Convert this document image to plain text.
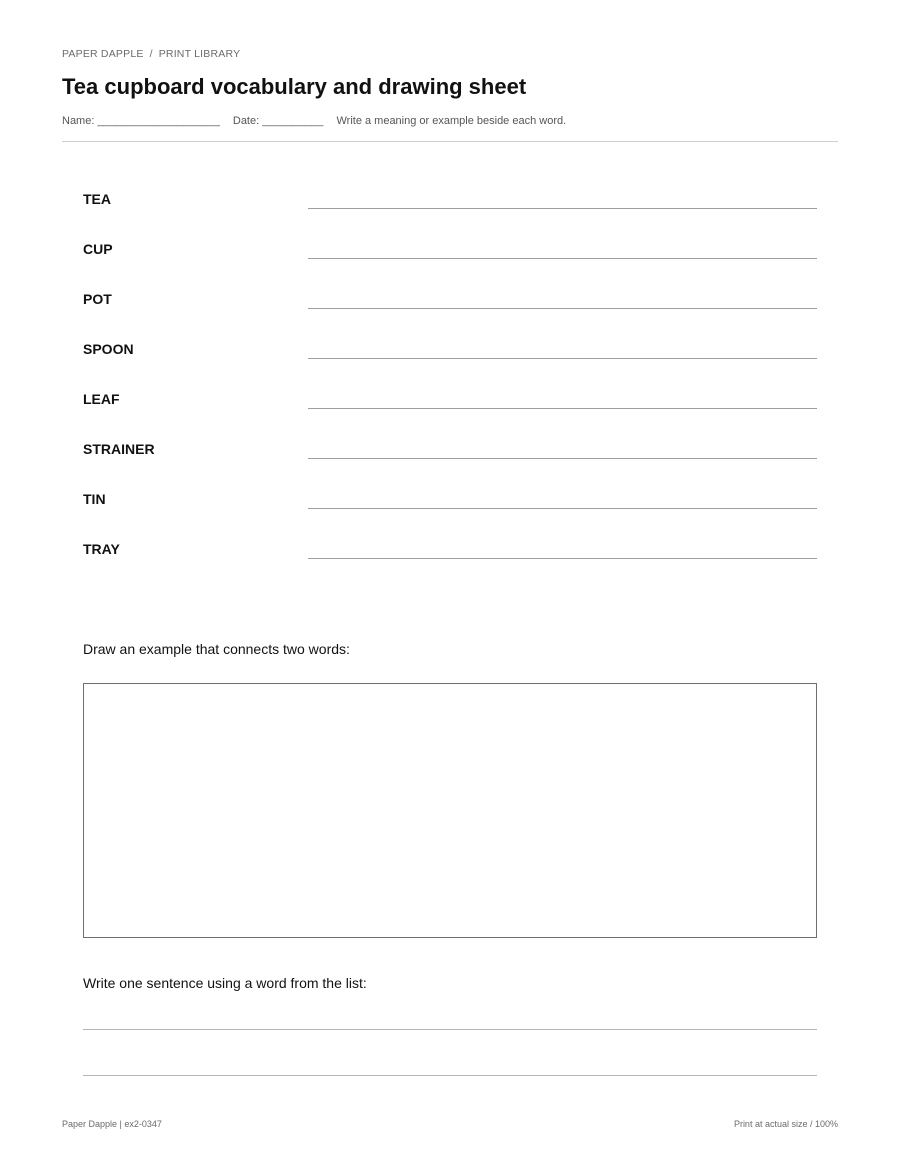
PAPER DAPPLE / PRINT LIBRARY
Tea cupboard vocabulary and drawing sheet
Name: ____________________ Date: __________ Write a meaning or example beside each word.
TEA
CUP
POT
SPOON
LEAF
STRAINER
TIN
TRAY
Draw an example that connects two words:
Write one sentence using a word from the list:
Paper Dapple | ex2-0347	Print at actual size / 100%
────────────────
WHAT THIS TASK INVOLVES:
Find every line in the records above that contains the word "example", and copy each one.

OUTPUT FOR THIS EXERCISE:
Name: ____________________ Date: __________ Write a meaning or example beside each word.
Draw an example that connects two words:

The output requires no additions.